Send back the entries below exactly as they appear.
[Begin]
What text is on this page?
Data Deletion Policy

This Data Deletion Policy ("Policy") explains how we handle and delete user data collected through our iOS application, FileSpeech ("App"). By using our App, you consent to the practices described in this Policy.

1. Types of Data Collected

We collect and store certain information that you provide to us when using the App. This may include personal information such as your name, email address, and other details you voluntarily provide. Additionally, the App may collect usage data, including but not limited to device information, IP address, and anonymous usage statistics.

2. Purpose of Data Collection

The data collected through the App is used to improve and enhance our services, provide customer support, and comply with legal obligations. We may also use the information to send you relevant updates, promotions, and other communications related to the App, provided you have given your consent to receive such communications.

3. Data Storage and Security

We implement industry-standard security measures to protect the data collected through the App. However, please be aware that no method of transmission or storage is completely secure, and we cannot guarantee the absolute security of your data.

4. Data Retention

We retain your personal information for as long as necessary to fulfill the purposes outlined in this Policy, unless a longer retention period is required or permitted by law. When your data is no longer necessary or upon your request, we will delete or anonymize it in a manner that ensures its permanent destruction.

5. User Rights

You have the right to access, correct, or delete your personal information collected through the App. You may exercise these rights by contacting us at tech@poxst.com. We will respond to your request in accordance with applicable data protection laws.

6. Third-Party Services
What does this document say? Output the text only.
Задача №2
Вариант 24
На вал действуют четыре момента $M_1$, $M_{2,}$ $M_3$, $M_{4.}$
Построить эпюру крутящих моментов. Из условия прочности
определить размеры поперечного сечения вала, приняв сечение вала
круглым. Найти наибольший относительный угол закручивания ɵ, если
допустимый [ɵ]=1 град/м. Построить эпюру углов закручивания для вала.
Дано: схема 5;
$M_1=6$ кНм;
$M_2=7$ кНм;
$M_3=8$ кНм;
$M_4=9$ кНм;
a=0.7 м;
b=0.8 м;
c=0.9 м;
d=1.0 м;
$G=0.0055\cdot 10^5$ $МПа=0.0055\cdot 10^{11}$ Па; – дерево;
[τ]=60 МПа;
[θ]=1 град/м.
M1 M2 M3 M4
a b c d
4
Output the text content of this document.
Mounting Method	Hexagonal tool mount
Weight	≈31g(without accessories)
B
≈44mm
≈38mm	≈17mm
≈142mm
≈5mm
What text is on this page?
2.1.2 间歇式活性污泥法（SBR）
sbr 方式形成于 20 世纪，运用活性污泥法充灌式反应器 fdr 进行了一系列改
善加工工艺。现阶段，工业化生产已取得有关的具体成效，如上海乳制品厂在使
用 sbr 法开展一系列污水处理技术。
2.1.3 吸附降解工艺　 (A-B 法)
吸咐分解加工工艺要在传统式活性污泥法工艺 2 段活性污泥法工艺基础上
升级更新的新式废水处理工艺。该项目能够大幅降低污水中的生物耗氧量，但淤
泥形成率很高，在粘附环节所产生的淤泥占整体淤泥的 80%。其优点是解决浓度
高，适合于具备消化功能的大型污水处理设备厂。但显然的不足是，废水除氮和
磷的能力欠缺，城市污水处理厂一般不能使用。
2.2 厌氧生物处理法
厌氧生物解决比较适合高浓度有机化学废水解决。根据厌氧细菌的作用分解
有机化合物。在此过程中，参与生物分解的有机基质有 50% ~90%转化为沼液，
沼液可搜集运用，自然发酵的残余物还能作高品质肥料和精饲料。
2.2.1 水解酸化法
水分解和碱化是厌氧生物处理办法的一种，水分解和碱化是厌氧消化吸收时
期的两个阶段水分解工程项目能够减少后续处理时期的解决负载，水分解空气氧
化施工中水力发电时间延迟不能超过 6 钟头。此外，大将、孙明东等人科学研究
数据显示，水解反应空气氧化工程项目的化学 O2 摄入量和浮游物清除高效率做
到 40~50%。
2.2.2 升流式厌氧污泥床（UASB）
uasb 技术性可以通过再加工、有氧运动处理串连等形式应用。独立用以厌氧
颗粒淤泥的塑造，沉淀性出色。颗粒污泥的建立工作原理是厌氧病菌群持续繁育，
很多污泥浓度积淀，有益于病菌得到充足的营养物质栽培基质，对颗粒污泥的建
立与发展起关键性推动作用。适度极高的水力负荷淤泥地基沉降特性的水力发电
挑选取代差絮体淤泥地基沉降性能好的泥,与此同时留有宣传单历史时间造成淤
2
[End]
# Response below
What text is on this page?
Data Deletion Policy

This Data Deletion Policy ("Policy") explains how we handle and delete user data collected through our iOS application, FileSpeech ("App"). By using our App, you consent to the practices described in this Policy.

1. Types of Data Collected

We collect and store certain information that you provide to us when using the App. This may include personal information such as your name, email address, and other details you voluntarily provide. Additionally, the App may collect usage data, including but not limited to device information, IP address, and anonymous usage statistics.

2. Purpose of Data Collection

The data collected through the App is used to improve and enhance our services, provide customer support, and comply with legal obligations. We may also use the information to send you relevant updates, promotions, and other communications related to the App, provided you have given your consent to receive such communications.

3. Data Storage and Security

We implement industry-standard security measures to protect the data collected through the App. However, please be aware that no method of transmission or storage is completely secure, and we cannot guarantee the absolute security of your data.

4. Data Retention

We retain your personal information for as long as necessary to fulfill the purposes outlined in this Policy, unless a longer retention period is required or permitted by law. When your data is no longer necessary or upon your request, we will delete or anonymize it in a manner that ensures its permanent destruction.

5. User Rights

You have the right to access, correct, or delete your personal information collected through the App. You may exercise these rights by contacting us at tech@poxst.com. We will respond to your request in accordance with applicable data protection laws.

6. Third-Party Services
What does this document say? Output the text only.
Задача №2
Вариант 24
На вал действуют четыре момента $M_1$, $M_{2,}$ $M_3$, $M_{4.}$
Построить эпюру крутящих моментов. Из условия прочности
определить размеры поперечного сечения вала, приняв сечение вала
круглым. Найти наибольший относительный угол закручивания ɵ, если
допустимый [ɵ]=1 град/м. Построить эпюру углов закручивания для вала.
Дано: схема 5;
$M_1=6$ кНм;
$M_2=7$ кНм;
$M_3=8$ кНм;
$M_4=9$ кНм;
a=0.7 м;
b=0.8 м;
c=0.9 м;
d=1.0 м;
$G=0.0055\cdot 10^5$ $МПа=0.0055\cdot 10^{11}$ Па; – дерево;
[τ]=60 МПа;
[θ]=1 град/м.
M1 M2 M3 M4
a b c d
4
Output the text content of this document.
Mounting Method	Hexagonal tool mount
Weight	≈31g(without accessories)
B
≈44mm
≈38mm	≈17mm
≈142mm
≈5mm
What text is on this page?
2.1.2 间歇式活性污泥法（SBR）
sbr 方式形成于 20 世纪，运用活性污泥法充灌式反应器 fdr 进行了一系列改
善加工工艺。现阶段，工业化生产已取得有关的具体成效，如上海乳制品厂在使
用 sbr 法开展一系列污水处理技术。
2.1.3 吸附降解工艺　 (A-B 法)
吸咐分解加工工艺要在传统式活性污泥法工艺 2 段活性污泥法工艺基础上
升级更新的新式废水处理工艺。该项目能够大幅降低污水中的生物耗氧量，但淤
泥形成率很高，在粘附环节所产生的淤泥占整体淤泥的 80%。其优点是解决浓度
高，适合于具备消化功能的大型污水处理设备厂。但显然的不足是，废水除氮和
磷的能力欠缺，城市污水处理厂一般不能使用。
2.2 厌氧生物处理法
厌氧生物解决比较适合高浓度有机化学废水解决。根据厌氧细菌的作用分解
有机化合物。在此过程中，参与生物分解的有机基质有 50% ~90%转化为沼液，
沼液可搜集运用，自然发酵的残余物还能作高品质肥料和精饲料。
2.2.1 水解酸化法
水分解和碱化是厌氧生物处理办法的一种，水分解和碱化是厌氧消化吸收时
期的两个阶段水分解工程项目能够减少后续处理时期的解决负载，水分解空气氧
化施工中水力发电时间延迟不能超过 6 钟头。此外，大将、孙明东等人科学研究
数据显示，水解反应空气氧化工程项目的化学 O2 摄入量和浮游物清除高效率做
到 40~50%。
2.2.2 升流式厌氧污泥床（UASB）
uasb 技术性可以通过再加工、有氧运动处理串连等形式应用。独立用以厌氧
颗粒淤泥的塑造，沉淀性出色。颗粒污泥的建立工作原理是厌氧病菌群持续繁育，
很多污泥浓度积淀，有益于病菌得到充足的营养物质栽培基质，对颗粒污泥的建
立与发展起关键性推动作用。适度极高的水力负荷淤泥地基沉降特性的水力发电
挑选取代差絮体淤泥地基沉降性能好的泥,与此同时留有宣传单历史时间造成淤
2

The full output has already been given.